- _THE PROBLEM_
What is the number of lines in these entries that include "JSON"? Write that number and no other text.

___

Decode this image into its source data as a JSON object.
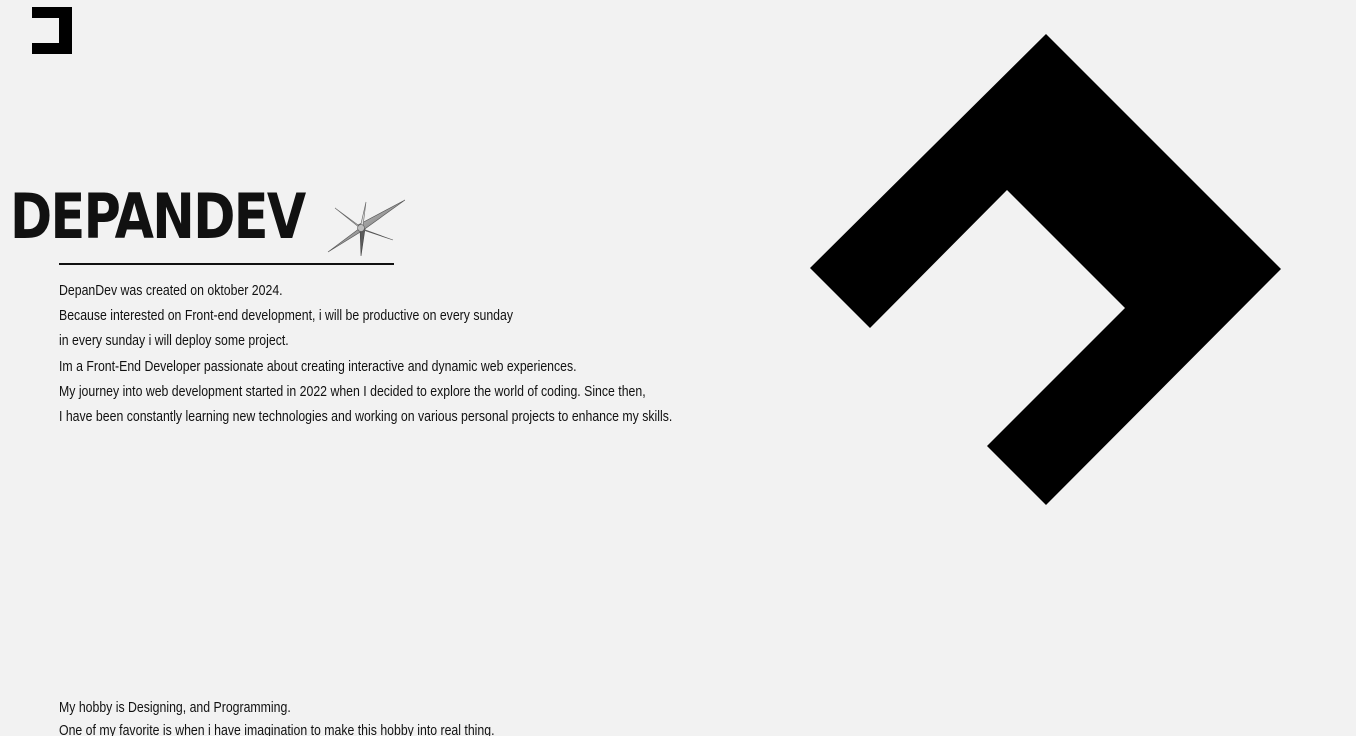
{
  "header": {
    "logo_icon": "bracket-logo-icon"
  },
  "hero": {
    "title": "DEPANDEV",
    "star_icon": "sparkle-star-icon"
  },
  "intro": {
    "lines": [
      "DepanDev was created on oktober 2024.",
      "Because interested on Front-end development, i will be productive on every sunday",
      "in every sunday i will deploy some project.",
      "Im a Front-End Developer passionate about creating interactive and dynamic web experiences.",
      "My journey into web development started in 2022 when I decided to explore the world of coding. Since then,",
      "I have been constantly learning new technologies and working on various personal projects to enhance my skills."
    ]
  },
  "decor": {
    "chevron_icon": "chevron-arrow-icon",
    "color": "#000000"
  },
  "hobby": {
    "lines": [
      "My hobby is Designing, and Programming.",
      "One of my favorite is when i have imagination to make this hobby into real thing."
    ]
  },
  "colors": {
    "background": "#f2f2f2",
    "text": "#111111"
  }
}
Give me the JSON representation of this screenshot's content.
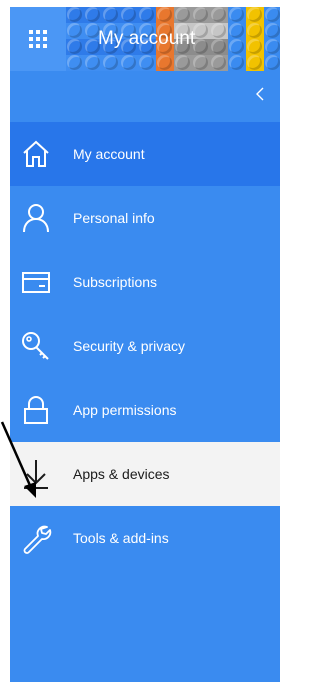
{
  "header": {
    "title": "My account",
    "app_launcher_icon": "waffle-grid-icon"
  },
  "sidebar": {
    "collapse_icon": "chevron-left-icon",
    "items": [
      {
        "label": "My account",
        "icon": "home-icon",
        "state": "current"
      },
      {
        "label": "Personal info",
        "icon": "person-icon",
        "state": "default"
      },
      {
        "label": "Subscriptions",
        "icon": "card-icon",
        "state": "default"
      },
      {
        "label": "Security & privacy",
        "icon": "key-icon",
        "state": "default"
      },
      {
        "label": "App permissions",
        "icon": "lock-icon",
        "state": "default"
      },
      {
        "label": "Apps & devices",
        "icon": "download-icon",
        "state": "selected"
      },
      {
        "label": "Tools & add-ins",
        "icon": "wrench-icon",
        "state": "default"
      }
    ]
  },
  "colors": {
    "sidebar_bg": "#3a8bf0",
    "current_item_bg": "#2876ea",
    "selected_item_bg": "#f3f3f3",
    "text_on_blue": "#ffffff",
    "text_on_selected": "#1b1b1b"
  }
}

___

- _TASK SOLUTION_
2